Each line of the listing where "used" appears should be reported.

——

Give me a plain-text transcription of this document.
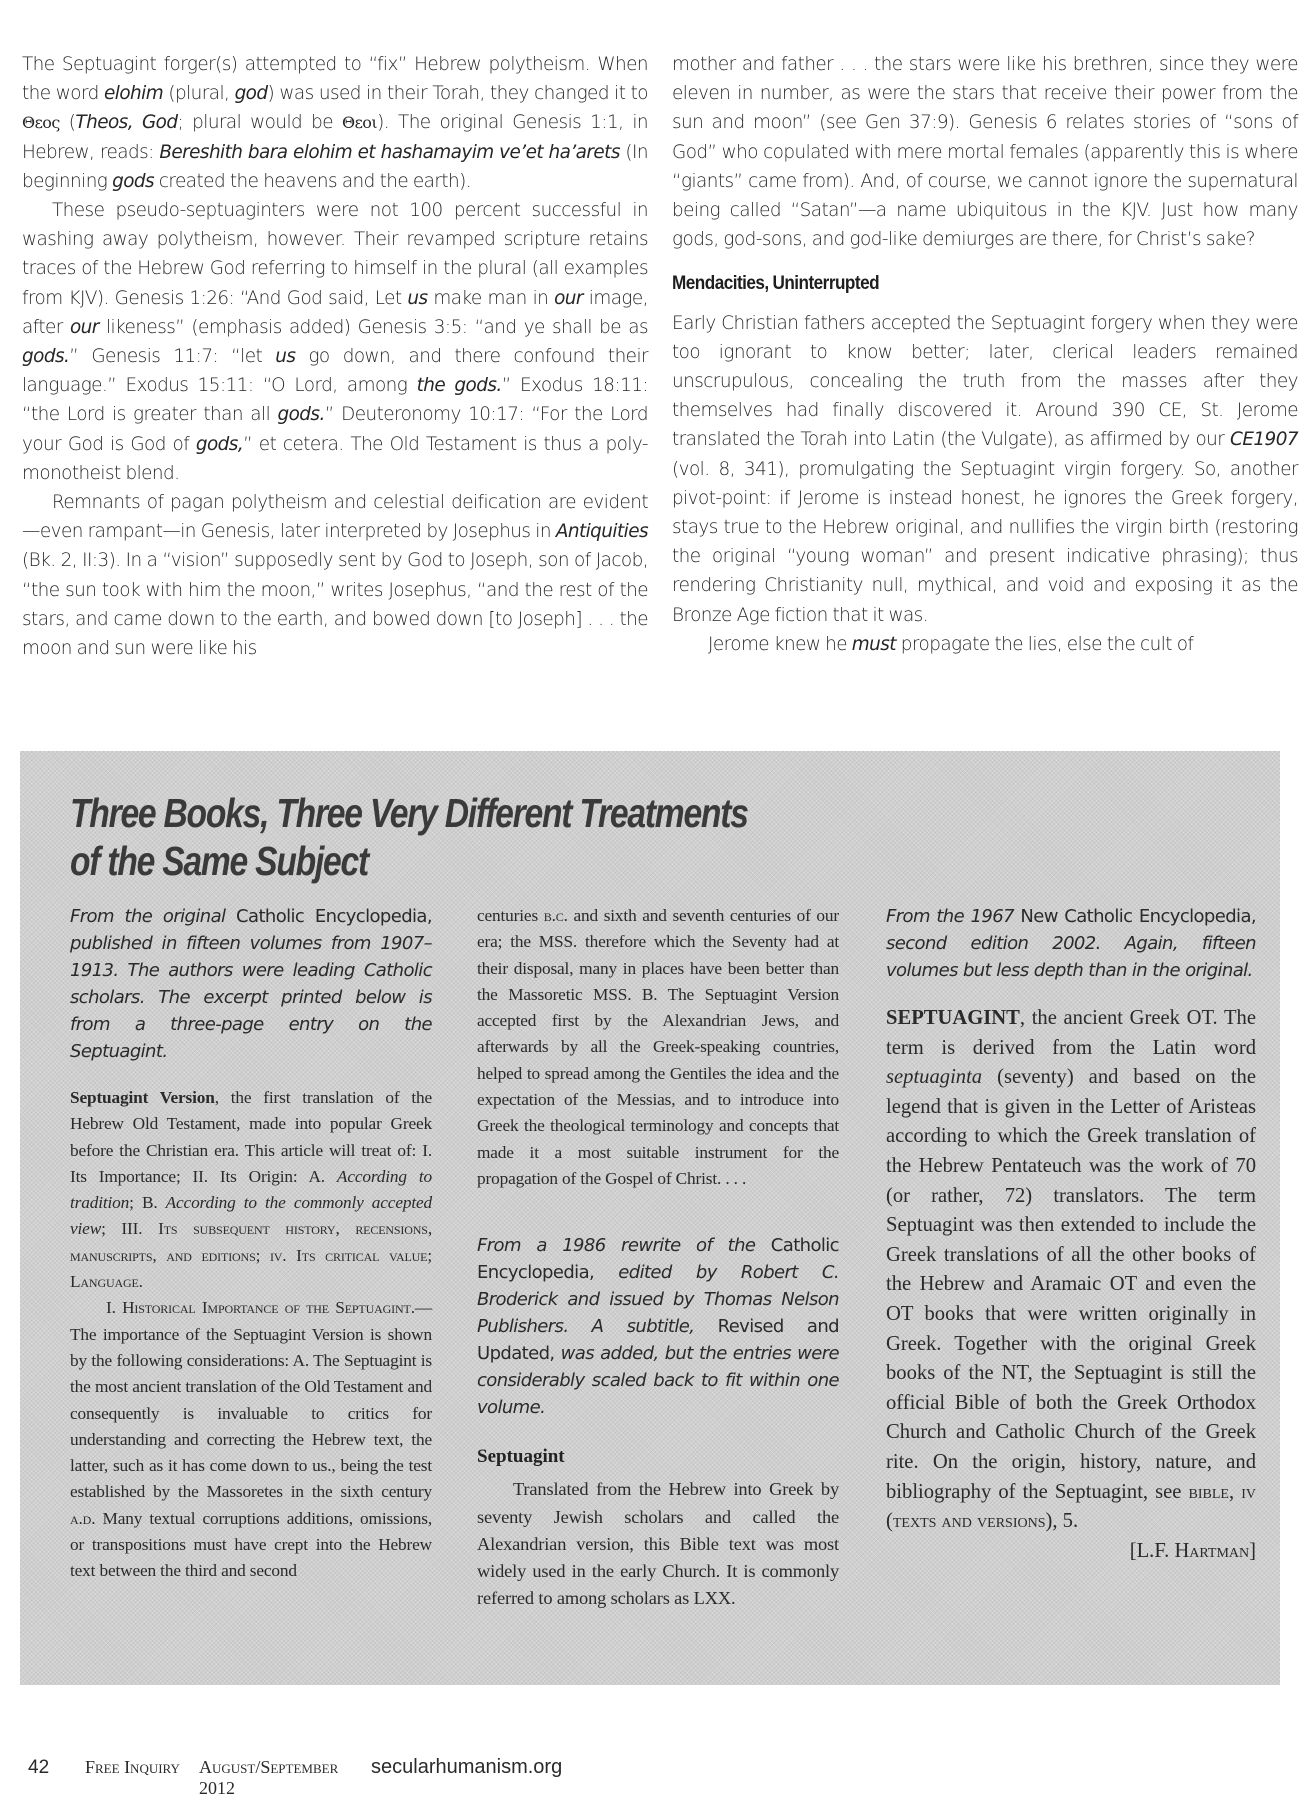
The Septuagint forger(s) attempted to “fix” Hebrew polytheism. When the word elohim (plural, god) was used in their Torah, they changed it to Θεος (Theos, God; plural would be Θεοι). The original Genesis 1:1, in Hebrew, reads: Bereshith bara elohim et hashamayim ve’et ha’arets (In beginning gods created the heavens and the earth).

These pseudo-septuaginters were not 100 percent successful in washing away polytheism, however. Their revamped scripture retains traces of the Hebrew God referring to himself in the plural (all examples from KJV). Genesis 1:26: “And God said, Let us make man in our image, after our likeness” (emphasis added) Genesis 3:5: “and ye shall be as gods.” Genesis 11:7: “let us go down, and there confound their language.” Exodus 15:11: “O Lord, among the gods.” Exodus 18:11: “the Lord is greater than all gods.” Deuteronomy 10:17: “For the Lord your God is God of gods,” et cetera. The Old Testament is thus a poly-monotheist blend.

Remnants of pagan polytheism and celestial deification are evident—even rampant—in Genesis, later interpreted by Josephus in Antiquities (Bk. 2, II:3). In a “vision” supposedly sent by God to Joseph, son of Jacob, “the sun took with him the moon,” writes Josephus, “and the rest of the stars, and came down to the earth, and bowed down [to Joseph] . . . the moon and sun were like his

mother and father . . . the stars were like his brethren, since they were eleven in number, as were the stars that receive their power from the sun and moon” (see Gen 37:9). Genesis 6 relates stories of “sons of God” who copulated with mere mortal females (apparently this is where “giants” came from). And, of course, we cannot ignore the supernatural being called “Satan”—a name ubiquitous in the KJV. Just how many gods, god-sons, and god-like demiurges are there, for Christ’s sake?

Mendacities, Uninterrupted

Early Christian fathers accepted the Septuagint forgery when they were too ignorant to know better; later, clerical leaders remained unscrupulous, concealing the truth from the masses after they themselves had finally discovered it. Around 390 CE, St. Jerome translated the Torah into Latin (the Vulgate), as affirmed by our CE1907 (vol. 8, 341), promulgating the Septuagint virgin forgery. So, another pivot-point: if Jerome is instead honest, he ignores the Greek forgery, stays true to the Hebrew original, and nullifies the virgin birth (restoring the original “young woman” and present indicative phrasing); thus rendering Christianity null, mythical, and void and exposing it as the Bronze Age fiction that it was.

Jerome knew he must propagate the lies, else the cult of

Three Books, Three Very Different Treatments
of the Same Subject

From the original Catholic Encyclopedia, published in fifteen volumes from 1907–1913. The authors were leading Catholic scholars. The excerpt printed below is from a three-page entry on the Septuagint.

Septuagint Version, the first translation of the Hebrew Old Testament, made into popular Greek before the Christian era. This article will treat of: I. Its Importance; II. Its Origin: A. According to tradition; B. According to the commonly accepted view; III. Its subsequent history, recensions, manuscripts, and editions; iv. Its critical value; Language.

I. Historical Importance of the Septuagint.—The importance of the Septuagint Version is shown by the following considerations: A. The Septuagint is the most ancient translation of the Old Testament and consequently is invaluable to critics for understanding and correcting the Hebrew text, the latter, such as it has come down to us., being the test established by the Massoretes in the sixth century a.d. Many textual corruptions additions, omissions, or transpositions must have crept into the Hebrew text between the third and second

centuries b.c. and sixth and seventh centuries of our era; the MSS. therefore which the Seventy had at their disposal, many in places have been better than the Massoretic MSS. B. The Septuagint Version accepted first by the Alexandrian Jews, and afterwards by all the Greek-speaking countries, helped to spread among the Gentiles the idea and the expectation of the Messias, and to introduce into Greek the theological terminology and concepts that made it a most suitable instrument for the propagation of the Gospel of Christ. . . .

From a 1986 rewrite of the Catholic Encyclopedia, edited by Robert C. Broderick and issued by Thomas Nelson Publishers. A subtitle, Revised and Updated, was added, but the entries were considerably scaled back to fit within one volume.

Septuagint

Translated from the Hebrew into Greek by seventy Jewish scholars and called the Alexandrian version, this Bible text was most widely used in the early Church. It is commonly referred to among scholars as LXX.

From the 1967 New Catholic Encyclopedia, second edition 2002. Again, fifteen volumes but less depth than in the original.

SEPTUAGINT, the ancient Greek OT. The term is derived from the Latin word septuaginta (seventy) and based on the legend that is given in the Letter of Aristeas according to which the Greek translation of the Hebrew Pentateuch was the work of 70 (or rather, 72) translators. The term Septuagint was then extended to include the Greek translations of all the other books of the Hebrew and Aramaic OT and even the OT books that were written originally in Greek. Together with the original Greek books of the NT, the Septuagint is still the official Bible of both the Greek Orthodox Church and Catholic Church of the Greek rite. On the origin, history, nature, and bibliography of the Septuagint, see bible, iv (texts and versions), 5.

[L.F. Hartman]

42	Free Inquiry	August/September 2012
secularhumanism.org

——

→ Exercise result:
The Septuagint forger(s) attempted to “fix” Hebrew polytheism. When the word elohim (plural, god) was used in their Torah, they changed it to Θεος (Theos, God; plural would be Θεοι). The original Genesis 1:1, in Hebrew, reads: Bereshith bara elohim et hashamayim ve’et ha’arets (In beginning gods created the heavens and the earth).
Translated from the Hebrew into Greek by seventy Jewish scholars and called the Alexandrian version, this Bible text was most widely used in the early Church. It is commonly referred to among scholars as LXX.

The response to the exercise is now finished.